NCAA Tournament appearances
- 2025

Conference tournament championships
- 2025

Regular-season conference championships
- 2023

= Saint Louis Billikens softball =

College softball team

The Saint Louis Billikens softball is the team that represents Saint Louis University in the NCAA Division I college softball. The team currently competes in the Atlantic 10 Conference (A-10).

From 1987 until 1991, the team was a member of the Midwestern Collegiate Conference. From 2000 until 2005, the team was a member of the Conference USA (C-USA). The Billikens are now currently led by their head coach Christy Connoyer. The team plays its home games at Billiken Sports Center which is located on the university's campus.

==History==
The Billikens have been a member of the Atlantic 10 Conference since 2006. The team won their first regular season championship in 2023 after finishing the season with a 30–26 record, one of the best records in program history. However, the team has failed to win the Atlantic 10 Conference tournament, subsequently failing to qualify for the NCAA Division I softball tournament. Since forming a team in 1978, the Billikens have failed to advance to the tournament.

Stored data:
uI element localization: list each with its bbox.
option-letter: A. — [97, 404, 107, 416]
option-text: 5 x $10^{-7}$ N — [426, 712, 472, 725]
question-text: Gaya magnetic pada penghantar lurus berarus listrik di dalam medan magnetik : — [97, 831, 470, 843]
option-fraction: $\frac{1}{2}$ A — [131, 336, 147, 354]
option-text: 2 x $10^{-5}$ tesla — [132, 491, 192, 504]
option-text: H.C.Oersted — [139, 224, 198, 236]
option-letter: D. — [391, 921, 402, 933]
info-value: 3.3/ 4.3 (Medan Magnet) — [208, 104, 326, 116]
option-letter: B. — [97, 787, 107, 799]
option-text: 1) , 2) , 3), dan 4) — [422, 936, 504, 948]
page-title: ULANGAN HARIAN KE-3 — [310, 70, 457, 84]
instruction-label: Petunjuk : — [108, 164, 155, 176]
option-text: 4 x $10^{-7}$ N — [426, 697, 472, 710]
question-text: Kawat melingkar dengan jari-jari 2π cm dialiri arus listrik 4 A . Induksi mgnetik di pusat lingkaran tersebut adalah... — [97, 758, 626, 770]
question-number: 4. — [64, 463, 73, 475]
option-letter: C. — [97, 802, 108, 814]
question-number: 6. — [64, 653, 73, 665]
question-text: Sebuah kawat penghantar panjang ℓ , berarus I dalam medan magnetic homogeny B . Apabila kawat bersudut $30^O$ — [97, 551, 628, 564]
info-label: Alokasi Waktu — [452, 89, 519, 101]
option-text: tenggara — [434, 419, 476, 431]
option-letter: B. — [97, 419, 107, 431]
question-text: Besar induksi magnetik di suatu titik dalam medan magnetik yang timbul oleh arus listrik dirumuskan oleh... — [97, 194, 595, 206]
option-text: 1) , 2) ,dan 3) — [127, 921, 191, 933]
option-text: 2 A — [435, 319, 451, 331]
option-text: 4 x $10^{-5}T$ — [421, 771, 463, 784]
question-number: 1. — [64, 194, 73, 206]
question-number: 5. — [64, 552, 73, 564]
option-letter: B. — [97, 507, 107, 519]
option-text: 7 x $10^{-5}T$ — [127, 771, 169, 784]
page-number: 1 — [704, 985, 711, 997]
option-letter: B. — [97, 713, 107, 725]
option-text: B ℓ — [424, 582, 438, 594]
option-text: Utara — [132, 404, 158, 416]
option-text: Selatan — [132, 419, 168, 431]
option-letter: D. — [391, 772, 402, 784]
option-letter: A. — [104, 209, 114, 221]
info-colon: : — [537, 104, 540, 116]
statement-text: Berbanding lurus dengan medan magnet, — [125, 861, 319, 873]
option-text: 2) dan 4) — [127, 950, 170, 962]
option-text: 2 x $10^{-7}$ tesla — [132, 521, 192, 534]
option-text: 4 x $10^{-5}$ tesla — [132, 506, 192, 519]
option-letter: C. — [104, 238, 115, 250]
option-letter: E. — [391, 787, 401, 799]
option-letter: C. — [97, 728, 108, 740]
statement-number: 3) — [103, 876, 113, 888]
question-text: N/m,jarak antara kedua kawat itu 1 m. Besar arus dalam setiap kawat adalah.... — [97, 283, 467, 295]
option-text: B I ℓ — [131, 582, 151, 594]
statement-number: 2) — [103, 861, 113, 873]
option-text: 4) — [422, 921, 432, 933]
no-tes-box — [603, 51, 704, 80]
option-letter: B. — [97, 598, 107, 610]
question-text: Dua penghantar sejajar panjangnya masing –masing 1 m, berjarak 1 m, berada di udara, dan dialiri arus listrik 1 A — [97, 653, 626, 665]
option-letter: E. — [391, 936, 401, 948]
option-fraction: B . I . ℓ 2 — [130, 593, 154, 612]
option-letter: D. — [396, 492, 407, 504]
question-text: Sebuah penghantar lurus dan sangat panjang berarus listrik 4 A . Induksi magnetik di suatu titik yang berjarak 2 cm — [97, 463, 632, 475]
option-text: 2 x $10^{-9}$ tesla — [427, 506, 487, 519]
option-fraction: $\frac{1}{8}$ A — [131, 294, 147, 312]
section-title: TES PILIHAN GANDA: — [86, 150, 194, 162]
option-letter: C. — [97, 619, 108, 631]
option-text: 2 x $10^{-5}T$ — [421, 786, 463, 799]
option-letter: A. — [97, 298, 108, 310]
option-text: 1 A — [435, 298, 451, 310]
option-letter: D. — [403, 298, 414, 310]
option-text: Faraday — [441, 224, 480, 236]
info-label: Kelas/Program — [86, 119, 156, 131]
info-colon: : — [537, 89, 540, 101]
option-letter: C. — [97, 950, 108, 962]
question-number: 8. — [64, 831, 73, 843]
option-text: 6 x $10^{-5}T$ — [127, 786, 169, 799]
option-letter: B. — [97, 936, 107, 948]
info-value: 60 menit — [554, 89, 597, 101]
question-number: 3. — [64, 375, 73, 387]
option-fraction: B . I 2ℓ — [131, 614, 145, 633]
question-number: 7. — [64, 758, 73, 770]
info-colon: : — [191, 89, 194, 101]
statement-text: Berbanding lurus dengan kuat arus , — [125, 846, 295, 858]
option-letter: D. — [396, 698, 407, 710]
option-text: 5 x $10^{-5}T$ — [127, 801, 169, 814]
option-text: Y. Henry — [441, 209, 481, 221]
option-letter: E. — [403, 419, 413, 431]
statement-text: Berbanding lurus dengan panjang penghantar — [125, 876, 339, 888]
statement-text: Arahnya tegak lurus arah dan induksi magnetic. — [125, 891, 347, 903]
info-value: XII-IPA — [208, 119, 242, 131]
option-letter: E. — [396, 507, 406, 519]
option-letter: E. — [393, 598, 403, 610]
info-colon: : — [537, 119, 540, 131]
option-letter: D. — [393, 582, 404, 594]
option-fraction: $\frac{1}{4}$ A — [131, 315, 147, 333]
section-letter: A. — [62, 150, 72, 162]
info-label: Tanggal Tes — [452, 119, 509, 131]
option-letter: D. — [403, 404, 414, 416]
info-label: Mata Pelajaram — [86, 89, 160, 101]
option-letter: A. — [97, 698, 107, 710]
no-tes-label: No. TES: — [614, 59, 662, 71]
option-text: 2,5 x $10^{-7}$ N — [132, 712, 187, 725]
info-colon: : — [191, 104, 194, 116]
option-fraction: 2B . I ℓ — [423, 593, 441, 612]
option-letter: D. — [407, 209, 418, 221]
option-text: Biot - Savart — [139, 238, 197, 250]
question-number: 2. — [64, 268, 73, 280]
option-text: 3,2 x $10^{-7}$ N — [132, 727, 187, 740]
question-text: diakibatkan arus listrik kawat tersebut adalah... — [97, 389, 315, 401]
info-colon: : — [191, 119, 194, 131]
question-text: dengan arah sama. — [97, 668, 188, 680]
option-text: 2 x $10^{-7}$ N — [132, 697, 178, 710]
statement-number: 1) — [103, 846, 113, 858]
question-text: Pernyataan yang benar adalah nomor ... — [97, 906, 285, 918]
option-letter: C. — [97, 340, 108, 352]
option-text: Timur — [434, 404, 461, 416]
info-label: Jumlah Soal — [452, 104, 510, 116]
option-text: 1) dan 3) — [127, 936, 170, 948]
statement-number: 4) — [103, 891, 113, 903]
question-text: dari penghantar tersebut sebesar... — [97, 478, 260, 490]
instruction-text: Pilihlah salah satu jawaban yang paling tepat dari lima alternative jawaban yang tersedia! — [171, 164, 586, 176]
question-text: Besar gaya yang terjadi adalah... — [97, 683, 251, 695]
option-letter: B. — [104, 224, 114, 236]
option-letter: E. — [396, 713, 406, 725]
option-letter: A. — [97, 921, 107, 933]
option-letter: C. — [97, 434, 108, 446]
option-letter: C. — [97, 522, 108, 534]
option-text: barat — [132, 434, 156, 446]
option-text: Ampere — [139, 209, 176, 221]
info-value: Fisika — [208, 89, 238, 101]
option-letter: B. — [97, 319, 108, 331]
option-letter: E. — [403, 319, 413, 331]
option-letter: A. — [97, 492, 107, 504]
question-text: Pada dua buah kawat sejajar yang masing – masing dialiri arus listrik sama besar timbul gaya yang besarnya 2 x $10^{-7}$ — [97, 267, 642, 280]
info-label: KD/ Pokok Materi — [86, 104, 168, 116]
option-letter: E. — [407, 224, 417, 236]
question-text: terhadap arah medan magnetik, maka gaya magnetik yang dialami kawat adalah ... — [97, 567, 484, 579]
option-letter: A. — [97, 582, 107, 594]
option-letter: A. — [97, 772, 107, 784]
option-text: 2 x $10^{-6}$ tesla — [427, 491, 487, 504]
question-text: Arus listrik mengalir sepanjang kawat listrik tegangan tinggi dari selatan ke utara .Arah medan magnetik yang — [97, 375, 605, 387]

● Exercise details: Can you reproduce the Saint Louis Billikens softball text above in full, word for word?

● Response to the task:
NCAA Tournament appearances
- 2025

Conference tournament championships
- 2025

Regular-season conference championships
- 2023

= Saint Louis Billikens softball =

College softball team

The Saint Louis Billikens softball is the team that represents Saint Louis University in the NCAA Division I college softball. The team currently competes in the Atlantic 10 Conference (A-10).

From 1987 until 1991, the team was a member of the Midwestern Collegiate Conference. From 2000 until 2005, the team was a member of the Conference USA (C-USA). The Billikens are now currently led by their head coach Christy Connoyer. The team plays its home games at Billiken Sports Center which is located on the university's campus.

==History==
The Billikens have been a member of the Atlantic 10 Conference since 2006. The team won their first regular season championship in 2023 after finishing the season with a 30–26 record, one of the best records in program history. However, the team has failed to win the Atlantic 10 Conference tournament, subsequently failing to qualify for the NCAA Division I softball tournament. Since forming a team in 1978, the Billikens have failed to advance to the tournament.